EXERCISE DESCRIPTION. Transcribe the full listing below exactly.

PROVIDED MATERIAL.
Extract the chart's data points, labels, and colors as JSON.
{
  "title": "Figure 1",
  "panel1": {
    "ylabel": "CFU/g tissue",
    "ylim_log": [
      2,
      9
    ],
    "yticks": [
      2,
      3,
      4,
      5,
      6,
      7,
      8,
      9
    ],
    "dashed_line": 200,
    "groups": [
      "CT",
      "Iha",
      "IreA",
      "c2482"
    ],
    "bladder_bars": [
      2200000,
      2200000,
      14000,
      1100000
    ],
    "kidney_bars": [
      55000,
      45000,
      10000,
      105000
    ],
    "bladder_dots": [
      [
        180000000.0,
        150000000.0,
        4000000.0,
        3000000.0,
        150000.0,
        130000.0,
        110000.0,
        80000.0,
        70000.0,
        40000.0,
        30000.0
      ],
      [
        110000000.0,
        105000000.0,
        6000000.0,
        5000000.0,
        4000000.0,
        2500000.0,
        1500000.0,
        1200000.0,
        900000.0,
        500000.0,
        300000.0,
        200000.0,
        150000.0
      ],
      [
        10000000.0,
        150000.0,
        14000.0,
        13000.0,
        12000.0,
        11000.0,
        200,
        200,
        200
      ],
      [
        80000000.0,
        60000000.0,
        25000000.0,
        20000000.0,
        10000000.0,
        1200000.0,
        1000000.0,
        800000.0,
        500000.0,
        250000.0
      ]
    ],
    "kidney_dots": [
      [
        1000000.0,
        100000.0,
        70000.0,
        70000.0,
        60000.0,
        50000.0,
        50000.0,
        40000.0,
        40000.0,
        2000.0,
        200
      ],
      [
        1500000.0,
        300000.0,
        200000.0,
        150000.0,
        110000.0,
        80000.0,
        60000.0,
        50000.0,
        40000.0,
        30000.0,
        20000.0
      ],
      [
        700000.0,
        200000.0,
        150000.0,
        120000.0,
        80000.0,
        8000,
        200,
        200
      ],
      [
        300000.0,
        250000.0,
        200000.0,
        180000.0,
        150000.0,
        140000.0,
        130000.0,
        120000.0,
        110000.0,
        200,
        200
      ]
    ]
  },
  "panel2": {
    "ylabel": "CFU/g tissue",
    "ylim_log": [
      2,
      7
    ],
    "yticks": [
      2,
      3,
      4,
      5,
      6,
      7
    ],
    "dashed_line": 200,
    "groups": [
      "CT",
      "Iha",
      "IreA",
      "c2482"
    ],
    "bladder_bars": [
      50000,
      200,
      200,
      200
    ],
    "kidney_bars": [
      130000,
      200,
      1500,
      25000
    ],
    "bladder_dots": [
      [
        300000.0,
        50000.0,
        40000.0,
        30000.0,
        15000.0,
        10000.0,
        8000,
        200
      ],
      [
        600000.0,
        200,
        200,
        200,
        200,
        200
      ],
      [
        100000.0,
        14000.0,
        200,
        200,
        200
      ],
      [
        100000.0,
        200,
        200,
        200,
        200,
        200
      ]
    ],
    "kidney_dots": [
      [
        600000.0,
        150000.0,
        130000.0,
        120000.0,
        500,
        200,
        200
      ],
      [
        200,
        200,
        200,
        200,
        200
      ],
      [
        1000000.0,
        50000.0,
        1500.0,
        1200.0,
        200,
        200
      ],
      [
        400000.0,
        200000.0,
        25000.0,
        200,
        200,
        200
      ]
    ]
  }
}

FULL OUTPUT.
Extract the chart's data points, labels, and colors as JSON.
{
  "title": "Figure 1",
  "panel1": {
    "ylabel": "CFU/g tissue",
    "ylim_log": [
      2,
      9
    ],
    "yticks": [
      2,
      3,
      4,
      5,
      6,
      7,
      8,
      9
    ],
    "dashed_line": 200,
    "groups": [
      "CT",
      "Iha",
      "IreA",
      "c2482"
    ],
    "bladder_bars": [
      2200000,
      2200000,
      14000,
      1100000
    ],
    "kidney_bars": [
      55000,
      45000,
      10000,
      105000
    ],
    "bladder_dots": [
      [
        180000000.0,
        150000000.0,
        4000000.0,
        3000000.0,
        150000.0,
        130000.0,
        110000.0,
        80000.0,
        70000.0,
        40000.0,
        30000.0
      ],
      [
        110000000.0,
        105000000.0,
        6000000.0,
        5000000.0,
        4000000.0,
        2500000.0,
        1500000.0,
        1200000.0,
        900000.0,
        500000.0,
        300000.0,
        200000.0,
        150000.0
      ],
      [
        10000000.0,
        150000.0,
        14000.0,
        13000.0,
        12000.0,
        11000.0,
        200,
        200,
        200
      ],
      [
        80000000.0,
        60000000.0,
        25000000.0,
        20000000.0,
        10000000.0,
        1200000.0,
        1000000.0,
        800000.0,
        500000.0,
        250000.0
      ]
    ],
    "kidney_dots": [
      [
        1000000.0,
        100000.0,
        70000.0,
        70000.0,
        60000.0,
        50000.0,
        50000.0,
        40000.0,
        40000.0,
        2000.0,
        200
      ],
      [
        1500000.0,
        300000.0,
        200000.0,
        150000.0,
        110000.0,
        80000.0,
        60000.0,
        50000.0,
        40000.0,
        30000.0,
        20000.0
      ],
      [
        700000.0,
        200000.0,
        150000.0,
        120000.0,
        80000.0,
        8000,
        200,
        200
      ],
      [
        300000.0,
        250000.0,
        200000.0,
        180000.0,
        150000.0,
        140000.0,
        130000.0,
        120000.0,
        110000.0,
        200,
        200
      ]
    ]
  },
  "panel2": {
    "ylabel": "CFU/g tissue",
    "ylim_log": [
      2,
      7
    ],
    "yticks": [
      2,
      3,
      4,
      5,
      6,
      7
    ],
    "dashed_line": 200,
    "groups": [
      "CT",
      "Iha",
      "IreA",
      "c2482"
    ],
    "bladder_bars": [
      50000,
      200,
      200,
      200
    ],
    "kidney_bars": [
      130000,
      200,
      1500,
      25000
    ],
    "bladder_dots": [
      [
        300000.0,
        50000.0,
        40000.0,
        30000.0,
        15000.0,
        10000.0,
        8000,
        200
      ],
      [
        600000.0,
        200,
        200,
        200,
        200,
        200
      ],
      [
        100000.0,
        14000.0,
        200,
        200,
        200
      ],
      [
        100000.0,
        200,
        200,
        200,
        200,
        200
      ]
    ],
    "kidney_dots": [
      [
        600000.0,
        150000.0,
        130000.0,
        120000.0,
        500,
        200,
        200
      ],
      [
        200,
        200,
        200,
        200,
        200
      ],
      [
        1000000.0,
        50000.0,
        1500.0,
        1200.0,
        200,
        200
      ],
      [
        400000.0,
        200000.0,
        25000.0,
        200,
        200,
        200
      ]
    ]
  }
}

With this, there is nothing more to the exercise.